# Data supplied start

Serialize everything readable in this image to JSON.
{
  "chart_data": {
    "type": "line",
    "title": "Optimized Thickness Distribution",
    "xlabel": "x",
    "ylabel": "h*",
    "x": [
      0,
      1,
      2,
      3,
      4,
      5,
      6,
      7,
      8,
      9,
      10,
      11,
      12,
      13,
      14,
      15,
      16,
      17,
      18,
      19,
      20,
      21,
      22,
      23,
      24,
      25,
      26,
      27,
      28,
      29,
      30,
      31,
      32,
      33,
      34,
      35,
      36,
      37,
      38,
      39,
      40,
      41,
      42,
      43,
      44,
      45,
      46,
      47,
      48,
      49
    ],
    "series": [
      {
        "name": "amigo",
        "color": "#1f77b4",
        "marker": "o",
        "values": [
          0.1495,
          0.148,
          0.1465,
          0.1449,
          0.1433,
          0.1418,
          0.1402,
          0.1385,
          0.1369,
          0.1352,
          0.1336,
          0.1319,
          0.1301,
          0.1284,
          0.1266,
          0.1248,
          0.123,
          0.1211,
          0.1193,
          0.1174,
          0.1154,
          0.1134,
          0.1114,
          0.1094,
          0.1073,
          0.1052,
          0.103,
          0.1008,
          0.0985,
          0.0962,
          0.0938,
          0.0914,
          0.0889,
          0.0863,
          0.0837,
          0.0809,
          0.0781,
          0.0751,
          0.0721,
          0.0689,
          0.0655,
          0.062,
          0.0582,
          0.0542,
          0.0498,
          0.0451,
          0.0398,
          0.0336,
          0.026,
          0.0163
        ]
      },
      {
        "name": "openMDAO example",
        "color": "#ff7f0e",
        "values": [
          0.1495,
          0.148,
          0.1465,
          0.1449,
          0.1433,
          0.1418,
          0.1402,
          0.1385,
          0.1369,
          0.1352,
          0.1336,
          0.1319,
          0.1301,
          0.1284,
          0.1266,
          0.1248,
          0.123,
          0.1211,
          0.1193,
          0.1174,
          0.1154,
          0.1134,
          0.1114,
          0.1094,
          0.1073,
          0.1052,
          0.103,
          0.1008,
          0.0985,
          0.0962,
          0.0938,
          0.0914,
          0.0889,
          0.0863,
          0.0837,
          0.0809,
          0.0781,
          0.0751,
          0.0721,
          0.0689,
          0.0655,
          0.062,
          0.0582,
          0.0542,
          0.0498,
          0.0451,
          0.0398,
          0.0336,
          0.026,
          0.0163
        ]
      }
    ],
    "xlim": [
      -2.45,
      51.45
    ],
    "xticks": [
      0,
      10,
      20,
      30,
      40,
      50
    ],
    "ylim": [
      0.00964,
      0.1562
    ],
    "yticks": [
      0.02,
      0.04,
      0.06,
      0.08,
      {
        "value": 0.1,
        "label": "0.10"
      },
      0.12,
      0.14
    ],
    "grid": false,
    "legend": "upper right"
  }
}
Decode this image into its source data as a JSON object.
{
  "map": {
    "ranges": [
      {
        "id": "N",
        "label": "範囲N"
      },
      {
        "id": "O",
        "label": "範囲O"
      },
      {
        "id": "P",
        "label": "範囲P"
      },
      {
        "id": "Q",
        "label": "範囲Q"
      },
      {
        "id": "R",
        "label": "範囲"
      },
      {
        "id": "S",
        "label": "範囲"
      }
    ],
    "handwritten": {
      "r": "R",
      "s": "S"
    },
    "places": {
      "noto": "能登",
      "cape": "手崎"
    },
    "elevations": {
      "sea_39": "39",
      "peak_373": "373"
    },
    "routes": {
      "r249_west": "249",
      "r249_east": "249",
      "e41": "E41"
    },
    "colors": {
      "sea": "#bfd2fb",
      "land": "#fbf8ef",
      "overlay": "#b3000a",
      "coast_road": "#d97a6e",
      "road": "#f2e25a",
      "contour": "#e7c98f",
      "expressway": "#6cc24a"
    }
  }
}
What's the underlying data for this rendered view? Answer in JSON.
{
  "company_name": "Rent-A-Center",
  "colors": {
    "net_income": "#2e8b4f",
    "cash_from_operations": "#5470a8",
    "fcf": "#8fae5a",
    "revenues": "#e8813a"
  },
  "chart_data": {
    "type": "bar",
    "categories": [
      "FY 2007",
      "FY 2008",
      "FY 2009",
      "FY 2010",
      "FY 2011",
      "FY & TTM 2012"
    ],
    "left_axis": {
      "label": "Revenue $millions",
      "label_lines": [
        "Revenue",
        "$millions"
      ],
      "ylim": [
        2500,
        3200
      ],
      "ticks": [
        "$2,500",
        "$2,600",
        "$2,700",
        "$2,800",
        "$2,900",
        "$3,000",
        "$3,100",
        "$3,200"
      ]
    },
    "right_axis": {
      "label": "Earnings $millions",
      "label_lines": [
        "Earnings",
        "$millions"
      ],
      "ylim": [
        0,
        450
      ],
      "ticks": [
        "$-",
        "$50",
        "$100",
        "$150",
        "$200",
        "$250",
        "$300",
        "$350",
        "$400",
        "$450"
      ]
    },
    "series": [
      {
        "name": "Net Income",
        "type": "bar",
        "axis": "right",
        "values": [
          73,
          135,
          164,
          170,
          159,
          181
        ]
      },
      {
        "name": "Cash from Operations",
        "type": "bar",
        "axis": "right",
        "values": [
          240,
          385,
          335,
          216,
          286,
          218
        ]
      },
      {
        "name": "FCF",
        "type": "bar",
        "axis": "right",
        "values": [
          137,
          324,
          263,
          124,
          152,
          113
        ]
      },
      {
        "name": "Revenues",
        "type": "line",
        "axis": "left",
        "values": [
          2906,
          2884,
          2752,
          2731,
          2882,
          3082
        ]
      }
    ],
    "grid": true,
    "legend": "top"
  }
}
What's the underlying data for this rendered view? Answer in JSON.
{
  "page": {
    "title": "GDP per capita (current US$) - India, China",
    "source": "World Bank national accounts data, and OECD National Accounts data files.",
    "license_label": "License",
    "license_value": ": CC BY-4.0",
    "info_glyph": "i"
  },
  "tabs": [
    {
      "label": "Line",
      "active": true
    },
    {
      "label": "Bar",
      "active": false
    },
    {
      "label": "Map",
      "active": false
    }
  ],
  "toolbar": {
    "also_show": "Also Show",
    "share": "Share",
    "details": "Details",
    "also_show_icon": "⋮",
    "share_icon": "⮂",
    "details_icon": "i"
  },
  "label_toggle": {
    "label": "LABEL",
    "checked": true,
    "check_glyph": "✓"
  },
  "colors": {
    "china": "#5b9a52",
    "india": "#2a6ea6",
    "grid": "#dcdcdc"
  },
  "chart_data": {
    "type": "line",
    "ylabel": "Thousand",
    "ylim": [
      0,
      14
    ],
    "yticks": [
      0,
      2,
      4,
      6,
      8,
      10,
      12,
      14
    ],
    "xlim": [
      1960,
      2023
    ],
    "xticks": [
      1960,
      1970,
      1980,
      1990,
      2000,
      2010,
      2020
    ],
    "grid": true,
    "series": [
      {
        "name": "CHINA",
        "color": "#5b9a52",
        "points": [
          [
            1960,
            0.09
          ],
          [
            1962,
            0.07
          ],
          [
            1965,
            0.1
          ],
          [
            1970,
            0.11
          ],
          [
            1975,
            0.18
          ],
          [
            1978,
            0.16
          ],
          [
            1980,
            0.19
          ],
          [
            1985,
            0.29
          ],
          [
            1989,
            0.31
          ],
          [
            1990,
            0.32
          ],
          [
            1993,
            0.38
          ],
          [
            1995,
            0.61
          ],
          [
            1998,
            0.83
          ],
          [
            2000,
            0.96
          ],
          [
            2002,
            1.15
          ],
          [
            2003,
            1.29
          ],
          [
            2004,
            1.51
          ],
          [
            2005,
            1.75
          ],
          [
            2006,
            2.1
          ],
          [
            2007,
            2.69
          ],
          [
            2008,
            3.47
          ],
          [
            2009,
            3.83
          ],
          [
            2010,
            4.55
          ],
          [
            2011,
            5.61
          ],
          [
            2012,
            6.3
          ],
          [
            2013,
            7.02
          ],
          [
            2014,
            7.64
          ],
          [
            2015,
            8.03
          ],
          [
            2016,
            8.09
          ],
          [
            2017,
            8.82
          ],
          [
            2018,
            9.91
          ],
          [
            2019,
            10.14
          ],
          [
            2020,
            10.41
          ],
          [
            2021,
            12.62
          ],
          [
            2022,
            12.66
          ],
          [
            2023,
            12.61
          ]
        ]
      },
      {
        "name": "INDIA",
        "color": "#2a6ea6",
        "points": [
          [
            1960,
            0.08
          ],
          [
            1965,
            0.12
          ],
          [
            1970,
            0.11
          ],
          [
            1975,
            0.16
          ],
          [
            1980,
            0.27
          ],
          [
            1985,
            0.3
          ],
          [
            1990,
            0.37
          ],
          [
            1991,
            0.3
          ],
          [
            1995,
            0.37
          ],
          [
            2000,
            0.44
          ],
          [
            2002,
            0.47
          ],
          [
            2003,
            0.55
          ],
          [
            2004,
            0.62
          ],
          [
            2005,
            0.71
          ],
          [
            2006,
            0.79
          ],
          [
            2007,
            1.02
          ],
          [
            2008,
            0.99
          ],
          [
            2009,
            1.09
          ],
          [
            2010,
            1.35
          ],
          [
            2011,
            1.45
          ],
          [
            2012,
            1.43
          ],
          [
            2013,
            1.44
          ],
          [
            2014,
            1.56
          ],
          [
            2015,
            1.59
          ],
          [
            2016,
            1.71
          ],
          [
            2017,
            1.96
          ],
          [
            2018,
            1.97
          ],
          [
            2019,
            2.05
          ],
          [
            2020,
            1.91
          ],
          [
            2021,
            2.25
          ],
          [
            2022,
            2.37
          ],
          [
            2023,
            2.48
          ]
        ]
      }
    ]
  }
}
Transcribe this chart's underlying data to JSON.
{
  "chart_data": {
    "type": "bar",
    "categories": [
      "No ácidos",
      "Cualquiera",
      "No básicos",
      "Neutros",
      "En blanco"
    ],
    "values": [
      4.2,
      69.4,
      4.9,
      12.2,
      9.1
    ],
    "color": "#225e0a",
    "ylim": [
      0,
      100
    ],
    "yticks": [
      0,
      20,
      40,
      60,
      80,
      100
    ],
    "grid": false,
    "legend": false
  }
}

# Data supplied end

## Exercise
Write down only how many lines in the listing contain the word "millions".

## Answer to this task
4